- Instruction
Could you print all the entries exactly?

- Dataset excerpts
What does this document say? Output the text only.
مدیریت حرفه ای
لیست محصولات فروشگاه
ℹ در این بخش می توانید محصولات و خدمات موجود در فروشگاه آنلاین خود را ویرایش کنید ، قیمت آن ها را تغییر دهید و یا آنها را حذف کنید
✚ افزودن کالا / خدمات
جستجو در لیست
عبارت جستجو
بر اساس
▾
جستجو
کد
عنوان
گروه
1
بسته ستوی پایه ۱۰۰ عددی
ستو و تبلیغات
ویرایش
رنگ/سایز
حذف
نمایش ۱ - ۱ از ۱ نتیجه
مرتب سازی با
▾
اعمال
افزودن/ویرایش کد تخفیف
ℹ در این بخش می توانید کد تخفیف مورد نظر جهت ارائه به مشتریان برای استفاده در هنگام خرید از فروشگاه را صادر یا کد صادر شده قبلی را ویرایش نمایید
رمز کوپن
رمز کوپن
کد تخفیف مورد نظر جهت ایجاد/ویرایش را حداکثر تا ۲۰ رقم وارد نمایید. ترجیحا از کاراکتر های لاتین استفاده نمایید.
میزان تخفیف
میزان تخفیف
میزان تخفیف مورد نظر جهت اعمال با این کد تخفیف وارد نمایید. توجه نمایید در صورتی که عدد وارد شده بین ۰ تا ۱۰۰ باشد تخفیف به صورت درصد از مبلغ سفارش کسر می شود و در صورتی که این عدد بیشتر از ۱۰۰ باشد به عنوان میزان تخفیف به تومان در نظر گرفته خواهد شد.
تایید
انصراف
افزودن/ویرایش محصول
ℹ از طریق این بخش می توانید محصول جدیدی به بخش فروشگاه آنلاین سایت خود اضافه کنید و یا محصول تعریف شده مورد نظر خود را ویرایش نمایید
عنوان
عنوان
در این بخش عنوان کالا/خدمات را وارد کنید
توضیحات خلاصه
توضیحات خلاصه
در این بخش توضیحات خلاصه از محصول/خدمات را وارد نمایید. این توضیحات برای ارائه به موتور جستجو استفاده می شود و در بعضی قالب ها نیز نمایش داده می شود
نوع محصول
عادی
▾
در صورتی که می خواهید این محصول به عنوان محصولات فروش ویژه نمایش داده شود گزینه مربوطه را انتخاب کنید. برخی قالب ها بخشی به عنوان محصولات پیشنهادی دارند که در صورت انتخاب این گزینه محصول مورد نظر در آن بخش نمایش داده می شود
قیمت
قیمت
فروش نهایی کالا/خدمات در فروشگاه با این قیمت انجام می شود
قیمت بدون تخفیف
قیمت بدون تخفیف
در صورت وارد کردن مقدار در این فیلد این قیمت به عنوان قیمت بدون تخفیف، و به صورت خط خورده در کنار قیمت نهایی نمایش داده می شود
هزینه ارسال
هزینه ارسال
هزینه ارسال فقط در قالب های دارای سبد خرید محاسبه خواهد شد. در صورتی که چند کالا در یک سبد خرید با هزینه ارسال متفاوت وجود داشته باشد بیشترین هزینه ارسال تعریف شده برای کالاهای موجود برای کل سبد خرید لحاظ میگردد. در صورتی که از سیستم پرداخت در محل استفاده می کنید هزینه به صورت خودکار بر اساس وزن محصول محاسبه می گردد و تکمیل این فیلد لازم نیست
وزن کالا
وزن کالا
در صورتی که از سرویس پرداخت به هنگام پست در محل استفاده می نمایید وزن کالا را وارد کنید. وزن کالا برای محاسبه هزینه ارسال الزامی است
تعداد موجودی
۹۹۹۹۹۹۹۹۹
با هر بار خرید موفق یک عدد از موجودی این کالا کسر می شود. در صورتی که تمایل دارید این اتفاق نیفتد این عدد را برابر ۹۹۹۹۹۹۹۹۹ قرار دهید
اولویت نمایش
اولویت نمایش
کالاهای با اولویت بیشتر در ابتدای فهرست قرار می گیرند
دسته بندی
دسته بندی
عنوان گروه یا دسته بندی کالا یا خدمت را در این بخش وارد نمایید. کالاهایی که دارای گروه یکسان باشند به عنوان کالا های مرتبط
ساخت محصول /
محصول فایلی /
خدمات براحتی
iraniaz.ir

- Problem solution
What does this document say? Output the text only.
مدیریت حرفه ای
لیست محصولات فروشگاه
ℹ در این بخش می توانید محصولات و خدمات موجود در فروشگاه آنلاین خود را ویرایش کنید ، قیمت آن ها را تغییر دهید و یا آنها را حذف کنید
✚ افزودن کالا / خدمات
جستجو در لیست
عبارت جستجو
بر اساس
▾
جستجو
کد
عنوان
گروه
1
بسته ستوی پایه ۱۰۰ عددی
ستو و تبلیغات
ویرایش
رنگ/سایز
حذف
نمایش ۱ - ۱ از ۱ نتیجه
مرتب سازی با
▾
اعمال
افزودن/ویرایش کد تخفیف
ℹ در این بخش می توانید کد تخفیف مورد نظر جهت ارائه به مشتریان برای استفاده در هنگام خرید از فروشگاه را صادر یا کد صادر شده قبلی را ویرایش نمایید
رمز کوپن
رمز کوپن
کد تخفیف مورد نظر جهت ایجاد/ویرایش را حداکثر تا ۲۰ رقم وارد نمایید. ترجیحا از کاراکتر های لاتین استفاده نمایید.
میزان تخفیف
میزان تخفیف
میزان تخفیف مورد نظر جهت اعمال با این کد تخفیف وارد نمایید. توجه نمایید در صورتی که عدد وارد شده بین ۰ تا ۱۰۰ باشد تخفیف به صورت درصد از مبلغ سفارش کسر می شود و در صورتی که این عدد بیشتر از ۱۰۰ باشد به عنوان میزان تخفیف به تومان در نظر گرفته خواهد شد.
تایید
انصراف
افزودن/ویرایش محصول
ℹ از طریق این بخش می توانید محصول جدیدی به بخش فروشگاه آنلاین سایت خود اضافه کنید و یا محصول تعریف شده مورد نظر خود را ویرایش نمایید
عنوان
عنوان
در این بخش عنوان کالا/خدمات را وارد کنید
توضیحات خلاصه
توضیحات خلاصه
در این بخش توضیحات خلاصه از محصول/خدمات را وارد نمایید. این توضیحات برای ارائه به موتور جستجو استفاده می شود و در بعضی قالب ها نیز نمایش داده می شود
نوع محصول
عادی
▾
در صورتی که می خواهید این محصول به عنوان محصولات فروش ویژه نمایش داده شود گزینه مربوطه را انتخاب کنید. برخی قالب ها بخشی به عنوان محصولات پیشنهادی دارند که در صورت انتخاب این گزینه محصول مورد نظر در آن بخش نمایش داده می شود
قیمت
قیمت
فروش نهایی کالا/خدمات در فروشگاه با این قیمت انجام می شود
قیمت بدون تخفیف
قیمت بدون تخفیف
در صورت وارد کردن مقدار در این فیلد این قیمت به عنوان قیمت بدون تخفیف، و به صورت خط خورده در کنار قیمت نهایی نمایش داده می شود
هزینه ارسال
هزینه ارسال
هزینه ارسال فقط در قالب های دارای سبد خرید محاسبه خواهد شد. در صورتی که چند کالا در یک سبد خرید با هزینه ارسال متفاوت وجود داشته باشد بیشترین هزینه ارسال تعریف شده برای کالاهای موجود برای کل سبد خرید لحاظ میگردد. در صورتی که از سیستم پرداخت در محل استفاده می کنید هزینه به صورت خودکار بر اساس وزن محصول محاسبه می گردد و تکمیل این فیلد لازم نیست
وزن کالا
وزن کالا
در صورتی که از سرویس پرداخت به هنگام پست در محل استفاده می نمایید وزن کالا را وارد کنید. وزن کالا برای محاسبه هزینه ارسال الزامی است
تعداد موجودی
۹۹۹۹۹۹۹۹۹
با هر بار خرید موفق یک عدد از موجودی این کالا کسر می شود. در صورتی که تمایل دارید این اتفاق نیفتد این عدد را برابر ۹۹۹۹۹۹۹۹۹ قرار دهید
اولویت نمایش
اولویت نمایش
کالاهای با اولویت بیشتر در ابتدای فهرست قرار می گیرند
دسته بندی
دسته بندی
عنوان گروه یا دسته بندی کالا یا خدمت را در این بخش وارد نمایید. کالاهایی که دارای گروه یکسان باشند به عنوان کالا های مرتبط
ساخت محصول /
محصول فایلی /
خدمات براحتی
iraniaz.ir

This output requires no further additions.